Rabu, 28 Oktober 2015

Kepemimpinan Mohammad Hatta dan Filosofi Ayam Berkokok

PEMIMPIN yang benar-benar hebat itu dilahirkan, bukan diciptakan.  Itulah inti dari Great Man Theory seperti dikatakan Mark Van Vugt dan Anjana Ahuja dalam The Natural Leader (2015:27). Menurut Van dan Ahuja, seorang individu yang menonjol (the great man) akan muncul pada saat krisis dan menggiring bangsa menuju kemenangan atau menyelamatkan perusahaan dari kebangkrutan.

- [MATERI TERKUMPUL]:
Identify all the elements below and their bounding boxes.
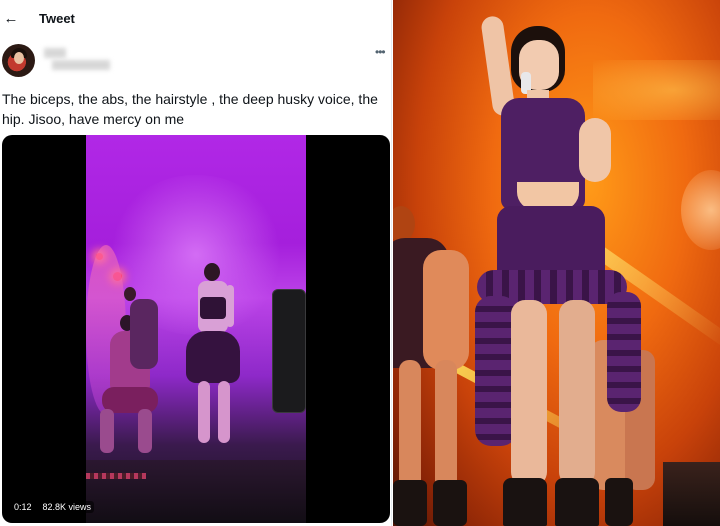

- [TUJUAN]:
Ringkaslah paragraf dalam kutipan yang diawali "PEMIMPIN yang benar-benar hebat" dengan tetap mempertahankan fakta utamanya. Gunakan kutipan itu saja sebagai sumber.

- [JAWABAN LENGKAP]:
Menurut Great Man Theory, sebagaimana dikemukakan Mark Van Vugt dan Anjana Ahuja dalam The Natural Leader (2015:27), pemimpin hebat dilahirkan, bukan diciptakan. Individu yang menonjol akan muncul saat krisis untuk membawa bangsa menuju kemenangan atau menyelamatkan perusahaan dari kebangkrutan.